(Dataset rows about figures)
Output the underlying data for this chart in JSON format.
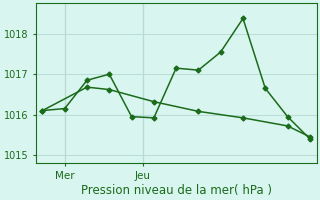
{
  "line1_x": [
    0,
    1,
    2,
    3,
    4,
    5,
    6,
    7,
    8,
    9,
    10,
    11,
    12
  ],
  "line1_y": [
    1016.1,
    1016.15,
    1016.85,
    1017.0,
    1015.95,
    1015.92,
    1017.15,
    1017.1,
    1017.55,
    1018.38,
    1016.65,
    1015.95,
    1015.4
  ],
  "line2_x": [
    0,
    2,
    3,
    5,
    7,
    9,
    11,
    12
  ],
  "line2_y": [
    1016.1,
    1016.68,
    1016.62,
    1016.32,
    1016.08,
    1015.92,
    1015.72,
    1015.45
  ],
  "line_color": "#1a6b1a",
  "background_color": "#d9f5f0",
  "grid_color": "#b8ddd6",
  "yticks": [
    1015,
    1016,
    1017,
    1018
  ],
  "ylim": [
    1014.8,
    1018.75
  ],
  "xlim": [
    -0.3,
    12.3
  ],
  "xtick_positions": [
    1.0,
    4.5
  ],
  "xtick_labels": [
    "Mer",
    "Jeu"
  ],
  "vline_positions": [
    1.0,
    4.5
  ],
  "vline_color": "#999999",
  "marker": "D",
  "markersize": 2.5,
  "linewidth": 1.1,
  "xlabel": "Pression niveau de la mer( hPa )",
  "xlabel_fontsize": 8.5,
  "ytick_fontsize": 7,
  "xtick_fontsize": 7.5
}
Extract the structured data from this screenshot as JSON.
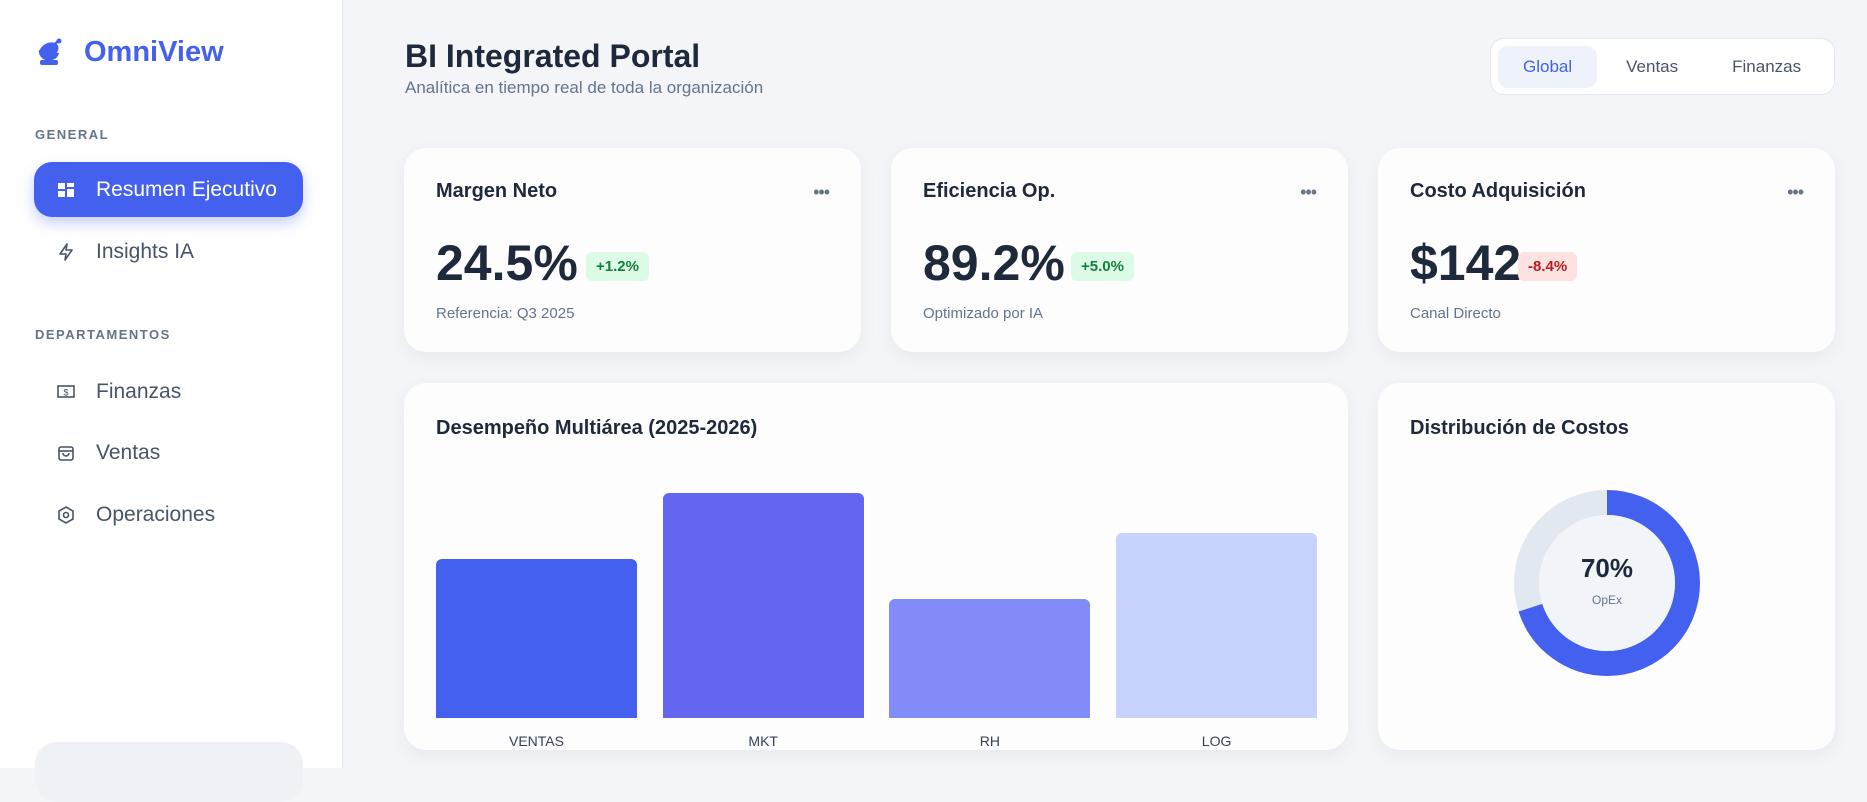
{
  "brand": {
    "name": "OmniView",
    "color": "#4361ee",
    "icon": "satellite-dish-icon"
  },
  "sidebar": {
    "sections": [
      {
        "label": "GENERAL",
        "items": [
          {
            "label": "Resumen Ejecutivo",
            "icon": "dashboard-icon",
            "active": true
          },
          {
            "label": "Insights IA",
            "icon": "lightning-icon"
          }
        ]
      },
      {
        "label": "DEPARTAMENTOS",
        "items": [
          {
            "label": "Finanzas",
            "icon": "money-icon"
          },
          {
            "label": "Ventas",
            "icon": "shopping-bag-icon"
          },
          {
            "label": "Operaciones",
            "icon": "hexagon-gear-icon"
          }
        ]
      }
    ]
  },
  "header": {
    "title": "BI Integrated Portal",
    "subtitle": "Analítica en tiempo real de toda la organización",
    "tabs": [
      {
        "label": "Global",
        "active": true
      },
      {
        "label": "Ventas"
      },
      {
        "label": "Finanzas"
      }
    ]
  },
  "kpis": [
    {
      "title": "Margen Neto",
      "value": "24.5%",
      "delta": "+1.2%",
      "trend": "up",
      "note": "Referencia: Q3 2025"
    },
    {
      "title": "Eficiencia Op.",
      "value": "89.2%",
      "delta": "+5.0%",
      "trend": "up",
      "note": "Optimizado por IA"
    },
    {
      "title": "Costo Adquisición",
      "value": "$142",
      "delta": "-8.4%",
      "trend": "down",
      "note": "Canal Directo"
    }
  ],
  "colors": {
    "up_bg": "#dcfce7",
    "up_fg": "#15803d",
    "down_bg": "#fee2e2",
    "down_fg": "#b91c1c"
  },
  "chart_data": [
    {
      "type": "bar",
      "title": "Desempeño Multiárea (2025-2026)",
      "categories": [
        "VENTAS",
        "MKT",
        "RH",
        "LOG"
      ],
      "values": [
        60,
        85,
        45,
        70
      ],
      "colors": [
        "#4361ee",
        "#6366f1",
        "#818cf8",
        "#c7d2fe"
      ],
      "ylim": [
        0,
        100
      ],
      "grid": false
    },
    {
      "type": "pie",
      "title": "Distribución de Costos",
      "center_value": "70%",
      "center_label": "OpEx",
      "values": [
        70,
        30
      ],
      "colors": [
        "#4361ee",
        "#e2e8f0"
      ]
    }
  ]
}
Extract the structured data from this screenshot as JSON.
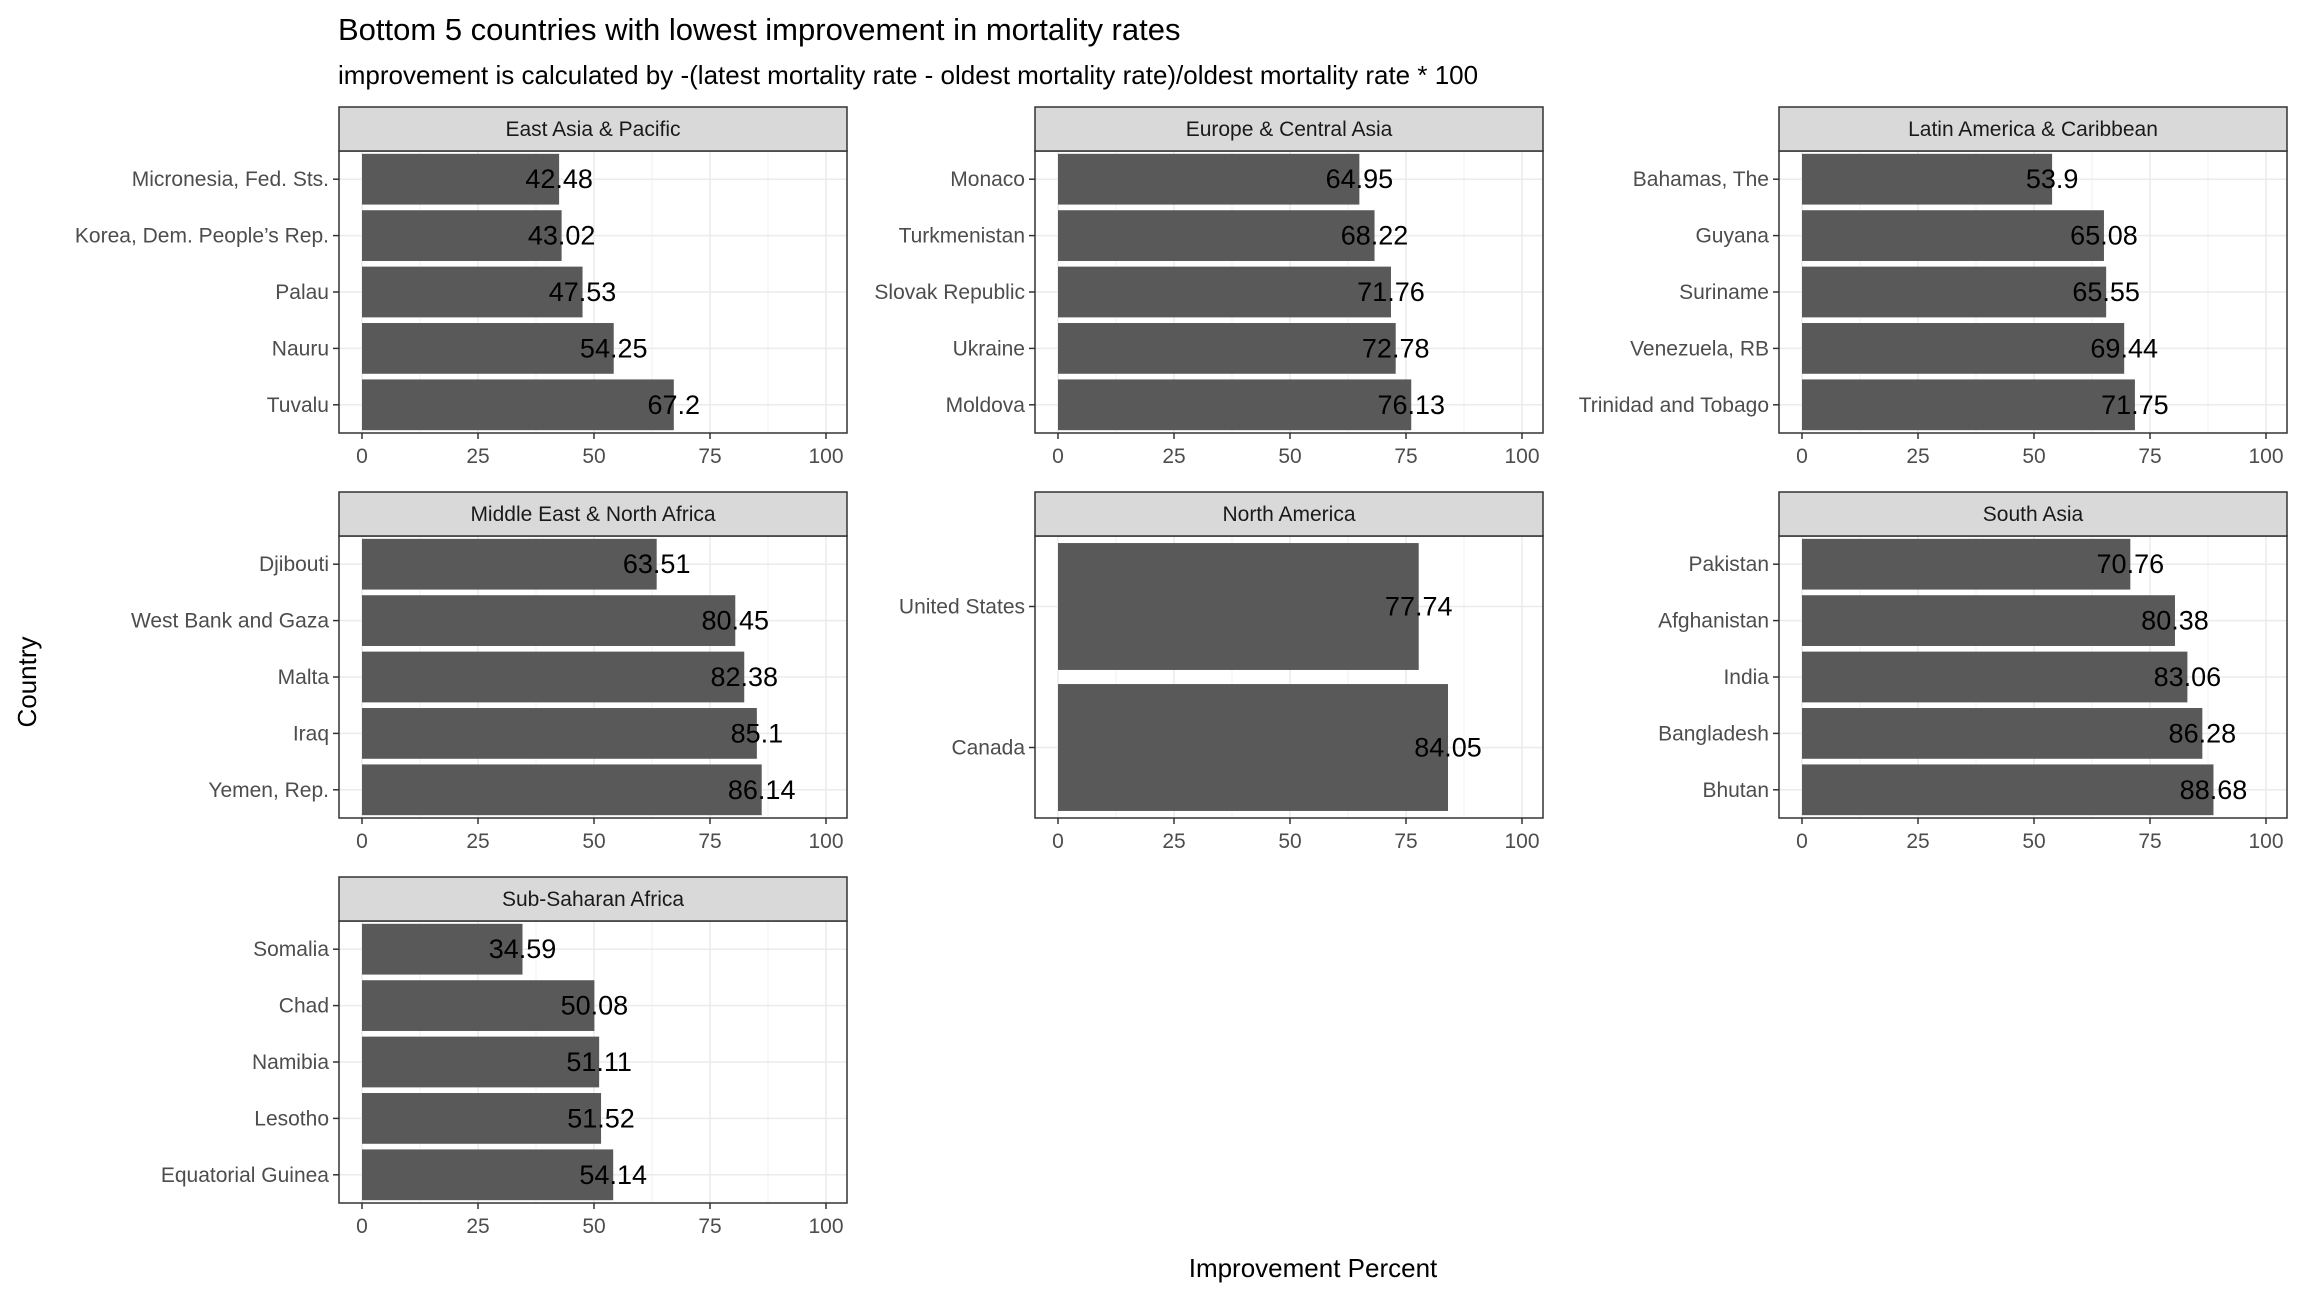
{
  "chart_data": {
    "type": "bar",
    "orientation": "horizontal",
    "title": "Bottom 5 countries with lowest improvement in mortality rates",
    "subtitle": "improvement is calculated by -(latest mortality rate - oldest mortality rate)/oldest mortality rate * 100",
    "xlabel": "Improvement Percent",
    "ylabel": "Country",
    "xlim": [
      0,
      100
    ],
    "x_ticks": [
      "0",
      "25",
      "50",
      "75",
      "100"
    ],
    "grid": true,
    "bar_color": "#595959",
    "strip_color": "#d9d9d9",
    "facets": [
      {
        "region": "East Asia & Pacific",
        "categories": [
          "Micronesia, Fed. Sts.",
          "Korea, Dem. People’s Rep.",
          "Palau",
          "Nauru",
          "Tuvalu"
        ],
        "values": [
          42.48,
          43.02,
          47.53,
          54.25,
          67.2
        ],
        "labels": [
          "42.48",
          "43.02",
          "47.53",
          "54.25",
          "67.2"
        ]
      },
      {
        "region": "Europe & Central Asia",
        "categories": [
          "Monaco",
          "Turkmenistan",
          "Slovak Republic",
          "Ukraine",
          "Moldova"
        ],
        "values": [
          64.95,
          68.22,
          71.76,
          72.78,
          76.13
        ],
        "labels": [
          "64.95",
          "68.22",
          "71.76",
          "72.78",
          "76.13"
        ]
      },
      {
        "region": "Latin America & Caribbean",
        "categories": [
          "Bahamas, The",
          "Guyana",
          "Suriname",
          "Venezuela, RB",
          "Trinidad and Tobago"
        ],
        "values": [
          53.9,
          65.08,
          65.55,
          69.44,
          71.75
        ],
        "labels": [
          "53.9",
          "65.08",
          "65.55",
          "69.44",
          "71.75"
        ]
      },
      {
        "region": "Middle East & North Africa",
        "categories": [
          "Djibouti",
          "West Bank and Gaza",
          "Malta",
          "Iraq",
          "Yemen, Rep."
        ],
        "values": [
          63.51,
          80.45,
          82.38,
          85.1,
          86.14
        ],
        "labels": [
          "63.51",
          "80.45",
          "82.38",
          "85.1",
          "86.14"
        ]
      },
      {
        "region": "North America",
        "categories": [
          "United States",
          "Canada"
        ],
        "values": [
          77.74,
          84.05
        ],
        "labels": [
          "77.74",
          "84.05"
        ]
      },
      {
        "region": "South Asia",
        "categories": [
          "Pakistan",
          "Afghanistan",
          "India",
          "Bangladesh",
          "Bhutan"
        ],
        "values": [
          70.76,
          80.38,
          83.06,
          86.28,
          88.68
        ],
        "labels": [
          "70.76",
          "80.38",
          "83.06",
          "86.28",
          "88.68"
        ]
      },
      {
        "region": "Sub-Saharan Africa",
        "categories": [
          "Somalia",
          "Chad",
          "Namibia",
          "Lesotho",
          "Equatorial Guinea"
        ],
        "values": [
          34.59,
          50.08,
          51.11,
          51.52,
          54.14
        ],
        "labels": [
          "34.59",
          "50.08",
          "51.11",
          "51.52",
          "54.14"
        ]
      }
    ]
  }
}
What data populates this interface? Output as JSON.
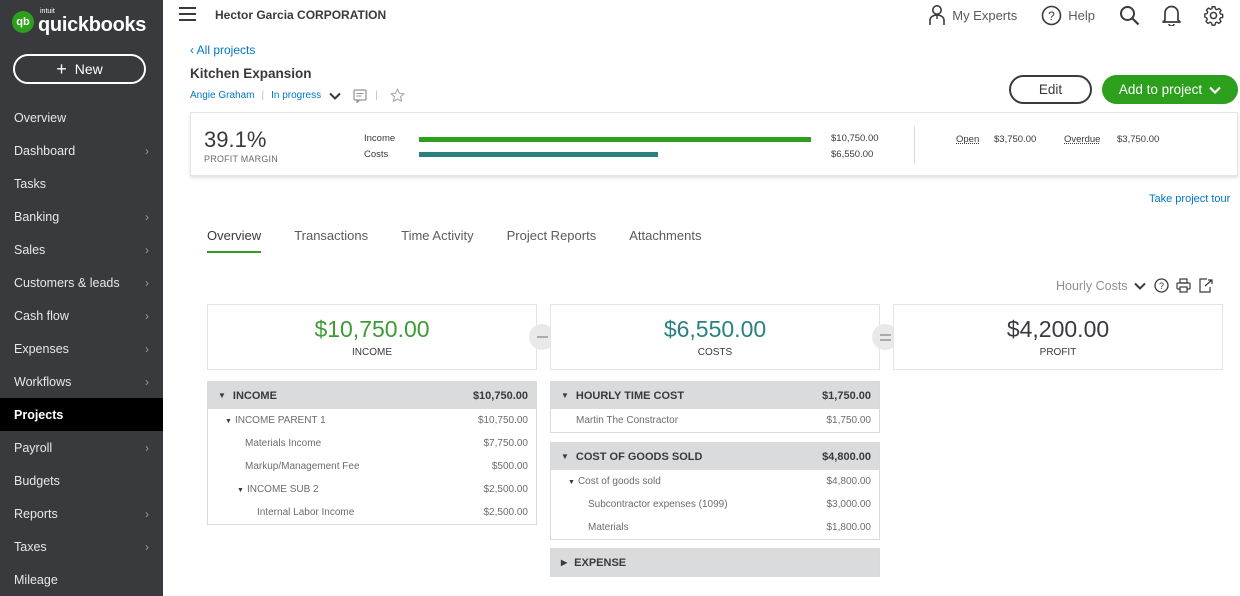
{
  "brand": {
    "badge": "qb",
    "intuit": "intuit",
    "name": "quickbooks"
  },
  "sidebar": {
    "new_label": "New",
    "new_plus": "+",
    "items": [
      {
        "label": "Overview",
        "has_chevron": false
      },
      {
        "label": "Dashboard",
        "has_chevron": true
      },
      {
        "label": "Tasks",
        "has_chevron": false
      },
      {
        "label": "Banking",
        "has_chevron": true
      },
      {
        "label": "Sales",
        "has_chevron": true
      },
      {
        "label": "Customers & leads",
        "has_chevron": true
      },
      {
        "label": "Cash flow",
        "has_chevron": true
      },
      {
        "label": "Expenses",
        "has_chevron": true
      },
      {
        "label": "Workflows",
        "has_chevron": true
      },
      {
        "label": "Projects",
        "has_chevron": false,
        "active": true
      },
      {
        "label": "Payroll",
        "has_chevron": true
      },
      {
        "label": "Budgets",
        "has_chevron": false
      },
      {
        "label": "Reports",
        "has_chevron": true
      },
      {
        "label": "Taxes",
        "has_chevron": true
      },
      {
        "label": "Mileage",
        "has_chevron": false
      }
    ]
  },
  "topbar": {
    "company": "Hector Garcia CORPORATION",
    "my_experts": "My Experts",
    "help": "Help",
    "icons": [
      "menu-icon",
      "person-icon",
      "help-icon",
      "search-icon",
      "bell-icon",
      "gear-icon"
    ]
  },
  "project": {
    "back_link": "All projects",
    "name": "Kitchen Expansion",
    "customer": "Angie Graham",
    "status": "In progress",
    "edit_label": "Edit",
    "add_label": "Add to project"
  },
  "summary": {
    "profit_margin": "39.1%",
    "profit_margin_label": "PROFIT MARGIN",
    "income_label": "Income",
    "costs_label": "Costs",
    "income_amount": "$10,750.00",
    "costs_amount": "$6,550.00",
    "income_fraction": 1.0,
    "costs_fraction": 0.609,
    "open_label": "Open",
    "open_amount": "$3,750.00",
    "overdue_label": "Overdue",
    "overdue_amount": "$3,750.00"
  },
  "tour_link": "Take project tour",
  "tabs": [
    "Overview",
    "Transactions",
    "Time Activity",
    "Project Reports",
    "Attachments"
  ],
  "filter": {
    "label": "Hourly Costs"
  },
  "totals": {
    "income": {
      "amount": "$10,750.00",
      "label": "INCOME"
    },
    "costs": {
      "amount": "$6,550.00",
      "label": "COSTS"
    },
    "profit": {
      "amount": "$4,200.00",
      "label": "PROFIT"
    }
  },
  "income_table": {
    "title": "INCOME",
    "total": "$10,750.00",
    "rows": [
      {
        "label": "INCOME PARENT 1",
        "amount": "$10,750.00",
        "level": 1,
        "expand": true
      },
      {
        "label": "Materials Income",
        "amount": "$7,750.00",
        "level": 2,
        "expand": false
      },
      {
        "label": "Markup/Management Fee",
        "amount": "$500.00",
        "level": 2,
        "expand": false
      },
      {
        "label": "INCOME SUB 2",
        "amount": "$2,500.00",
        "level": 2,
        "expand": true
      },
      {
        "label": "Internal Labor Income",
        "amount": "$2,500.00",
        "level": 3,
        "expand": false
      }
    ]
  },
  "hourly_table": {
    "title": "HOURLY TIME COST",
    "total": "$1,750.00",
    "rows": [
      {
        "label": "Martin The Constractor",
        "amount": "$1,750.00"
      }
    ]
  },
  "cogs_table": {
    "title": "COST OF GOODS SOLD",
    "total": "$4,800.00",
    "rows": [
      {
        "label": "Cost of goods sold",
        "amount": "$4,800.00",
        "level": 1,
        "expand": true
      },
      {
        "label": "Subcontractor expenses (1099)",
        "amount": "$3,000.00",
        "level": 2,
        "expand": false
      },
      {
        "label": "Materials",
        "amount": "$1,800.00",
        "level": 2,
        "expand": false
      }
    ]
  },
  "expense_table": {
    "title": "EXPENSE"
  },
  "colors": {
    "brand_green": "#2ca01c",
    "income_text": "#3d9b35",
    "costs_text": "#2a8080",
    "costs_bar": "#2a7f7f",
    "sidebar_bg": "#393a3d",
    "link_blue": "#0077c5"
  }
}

(The exercise): Give the number of lines in the records above that contain the word "note". Reply with that number alone.

(Correct result): 3